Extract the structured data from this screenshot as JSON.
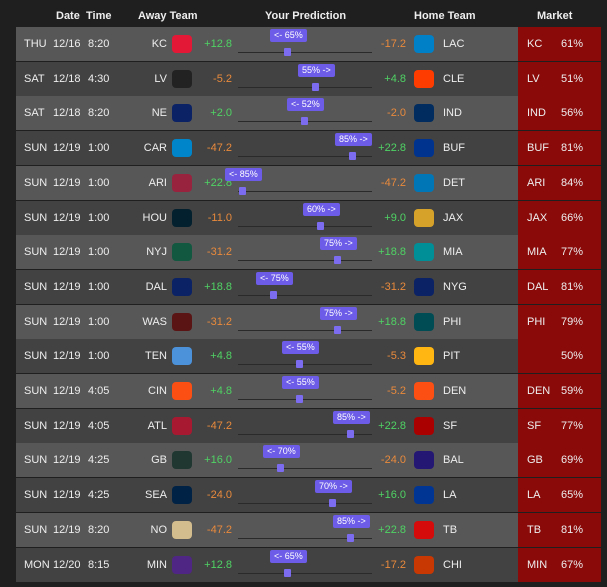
{
  "header": {
    "date": "Date",
    "time": "Time",
    "away_team": "Away Team",
    "prediction": "Your Prediction",
    "home_team": "Home Team",
    "market": "Market"
  },
  "rows": [
    {
      "day": "THU",
      "date": "12/16",
      "time": "8:20",
      "away": "KC",
      "away_score": "+12.8",
      "prediction": "<- 65%",
      "home_score": "-17.2",
      "home": "LAC",
      "market_team": "KC",
      "market_pct": "61%"
    },
    {
      "day": "SAT",
      "date": "12/18",
      "time": "4:30",
      "away": "LV",
      "away_score": "-5.2",
      "prediction": "55% ->",
      "home_score": "+4.8",
      "home": "CLE",
      "market_team": "LV",
      "market_pct": "51%"
    },
    {
      "day": "SAT",
      "date": "12/18",
      "time": "8:20",
      "away": "NE",
      "away_score": "+2.0",
      "prediction": "<- 52%",
      "home_score": "-2.0",
      "home": "IND",
      "market_team": "IND",
      "market_pct": "56%"
    },
    {
      "day": "SUN",
      "date": "12/19",
      "time": "1:00",
      "away": "CAR",
      "away_score": "-47.2",
      "prediction": "85% ->",
      "home_score": "+22.8",
      "home": "BUF",
      "market_team": "BUF",
      "market_pct": "81%"
    },
    {
      "day": "SUN",
      "date": "12/19",
      "time": "1:00",
      "away": "ARI",
      "away_score": "+22.8",
      "prediction": "<- 85%",
      "home_score": "-47.2",
      "home": "DET",
      "market_team": "ARI",
      "market_pct": "84%"
    },
    {
      "day": "SUN",
      "date": "12/19",
      "time": "1:00",
      "away": "HOU",
      "away_score": "-11.0",
      "prediction": "60% ->",
      "home_score": "+9.0",
      "home": "JAX",
      "market_team": "JAX",
      "market_pct": "66%"
    },
    {
      "day": "SUN",
      "date": "12/19",
      "time": "1:00",
      "away": "NYJ",
      "away_score": "-31.2",
      "prediction": "75% ->",
      "home_score": "+18.8",
      "home": "MIA",
      "market_team": "MIA",
      "market_pct": "77%"
    },
    {
      "day": "SUN",
      "date": "12/19",
      "time": "1:00",
      "away": "DAL",
      "away_score": "+18.8",
      "prediction": "<- 75%",
      "home_score": "-31.2",
      "home": "NYG",
      "market_team": "DAL",
      "market_pct": "81%"
    },
    {
      "day": "SUN",
      "date": "12/19",
      "time": "1:00",
      "away": "WAS",
      "away_score": "-31.2",
      "prediction": "75% ->",
      "home_score": "+18.8",
      "home": "PHI",
      "market_team": "PHI",
      "market_pct": "79%"
    },
    {
      "day": "SUN",
      "date": "12/19",
      "time": "1:00",
      "away": "TEN",
      "away_score": "+4.8",
      "prediction": "<- 55%",
      "home_score": "-5.3",
      "home": "PIT",
      "market_team": null,
      "market_pct": "50%"
    },
    {
      "day": "SUN",
      "date": "12/19",
      "time": "4:05",
      "away": "CIN",
      "away_score": "+4.8",
      "prediction": "<- 55%",
      "home_score": "-5.2",
      "home": "DEN",
      "market_team": "DEN",
      "market_pct": "59%"
    },
    {
      "day": "SUN",
      "date": "12/19",
      "time": "4:05",
      "away": "ATL",
      "away_score": "-47.2",
      "prediction": "85% ->",
      "home_score": "+22.8",
      "home": "SF",
      "market_team": "SF",
      "market_pct": "77%"
    },
    {
      "day": "SUN",
      "date": "12/19",
      "time": "4:25",
      "away": "GB",
      "away_score": "+16.0",
      "prediction": "<- 70%",
      "home_score": "-24.0",
      "home": "BAL",
      "market_team": "GB",
      "market_pct": "69%"
    },
    {
      "day": "SUN",
      "date": "12/19",
      "time": "4:25",
      "away": "SEA",
      "away_score": "-24.0",
      "prediction": "70% ->",
      "home_score": "+16.0",
      "home": "LA",
      "market_team": "LA",
      "market_pct": "65%"
    },
    {
      "day": "SUN",
      "date": "12/19",
      "time": "8:20",
      "away": "NO",
      "away_score": "-47.2",
      "prediction": "85% ->",
      "home_score": "+22.8",
      "home": "TB",
      "market_team": "TB",
      "market_pct": "81%"
    },
    {
      "day": "MON",
      "date": "12/20",
      "time": "8:15",
      "away": "MIN",
      "away_score": "+12.8",
      "prediction": "<- 65%",
      "home_score": "-17.2",
      "home": "CHI",
      "market_team": "MIN",
      "market_pct": "67%"
    }
  ]
}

**What is expected**
Write out each line of the data exactly; the images should be left out.

**Reply**
Extract the structured data from this screenshot as JSON.
{
  "header": {
    "date": "Date",
    "time": "Time",
    "away_team": "Away Team",
    "prediction": "Your Prediction",
    "home_team": "Home Team",
    "market": "Market"
  },
  "rows": [
    {
      "day": "THU",
      "date": "12/16",
      "time": "8:20",
      "away": "KC",
      "away_score": "+12.8",
      "prediction": "<- 65%",
      "home_score": "-17.2",
      "home": "LAC",
      "market_team": "KC",
      "market_pct": "61%"
    },
    {
      "day": "SAT",
      "date": "12/18",
      "time": "4:30",
      "away": "LV",
      "away_score": "-5.2",
      "prediction": "55% ->",
      "home_score": "+4.8",
      "home": "CLE",
      "market_team": "LV",
      "market_pct": "51%"
    },
    {
      "day": "SAT",
      "date": "12/18",
      "time": "8:20",
      "away": "NE",
      "away_score": "+2.0",
      "prediction": "<- 52%",
      "home_score": "-2.0",
      "home": "IND",
      "market_team": "IND",
      "market_pct": "56%"
    },
    {
      "day": "SUN",
      "date": "12/19",
      "time": "1:00",
      "away": "CAR",
      "away_score": "-47.2",
      "prediction": "85% ->",
      "home_score": "+22.8",
      "home": "BUF",
      "market_team": "BUF",
      "market_pct": "81%"
    },
    {
      "day": "SUN",
      "date": "12/19",
      "time": "1:00",
      "away": "ARI",
      "away_score": "+22.8",
      "prediction": "<- 85%",
      "home_score": "-47.2",
      "home": "DET",
      "market_team": "ARI",
      "market_pct": "84%"
    },
    {
      "day": "SUN",
      "date": "12/19",
      "time": "1:00",
      "away": "HOU",
      "away_score": "-11.0",
      "prediction": "60% ->",
      "home_score": "+9.0",
      "home": "JAX",
      "market_team": "JAX",
      "market_pct": "66%"
    },
    {
      "day": "SUN",
      "date": "12/19",
      "time": "1:00",
      "away": "NYJ",
      "away_score": "-31.2",
      "prediction": "75% ->",
      "home_score": "+18.8",
      "home": "MIA",
      "market_team": "MIA",
      "market_pct": "77%"
    },
    {
      "day": "SUN",
      "date": "12/19",
      "time": "1:00",
      "away": "DAL",
      "away_score": "+18.8",
      "prediction": "<- 75%",
      "home_score": "-31.2",
      "home": "NYG",
      "market_team": "DAL",
      "market_pct": "81%"
    },
    {
      "day": "SUN",
      "date": "12/19",
      "time": "1:00",
      "away": "WAS",
      "away_score": "-31.2",
      "prediction": "75% ->",
      "home_score": "+18.8",
      "home": "PHI",
      "market_team": "PHI",
      "market_pct": "79%"
    },
    {
      "day": "SUN",
      "date": "12/19",
      "time": "1:00",
      "away": "TEN",
      "away_score": "+4.8",
      "prediction": "<- 55%",
      "home_score": "-5.3",
      "home": "PIT",
      "market_team": null,
      "market_pct": "50%"
    },
    {
      "day": "SUN",
      "date": "12/19",
      "time": "4:05",
      "away": "CIN",
      "away_score": "+4.8",
      "prediction": "<- 55%",
      "home_score": "-5.2",
      "home": "DEN",
      "market_team": "DEN",
      "market_pct": "59%"
    },
    {
      "day": "SUN",
      "date": "12/19",
      "time": "4:05",
      "away": "ATL",
      "away_score": "-47.2",
      "prediction": "85% ->",
      "home_score": "+22.8",
      "home": "SF",
      "market_team": "SF",
      "market_pct": "77%"
    },
    {
      "day": "SUN",
      "date": "12/19",
      "time": "4:25",
      "away": "GB",
      "away_score": "+16.0",
      "prediction": "<- 70%",
      "home_score": "-24.0",
      "home": "BAL",
      "market_team": "GB",
      "market_pct": "69%"
    },
    {
      "day": "SUN",
      "date": "12/19",
      "time": "4:25",
      "away": "SEA",
      "away_score": "-24.0",
      "prediction": "70% ->",
      "home_score": "+16.0",
      "home": "LA",
      "market_team": "LA",
      "market_pct": "65%"
    },
    {
      "day": "SUN",
      "date": "12/19",
      "time": "8:20",
      "away": "NO",
      "away_score": "-47.2",
      "prediction": "85% ->",
      "home_score": "+22.8",
      "home": "TB",
      "market_team": "TB",
      "market_pct": "81%"
    },
    {
      "day": "MON",
      "date": "12/20",
      "time": "8:15",
      "away": "MIN",
      "away_score": "+12.8",
      "prediction": "<- 65%",
      "home_score": "-17.2",
      "home": "CHI",
      "market_team": "MIN",
      "market_pct": "67%"
    }
  ]
}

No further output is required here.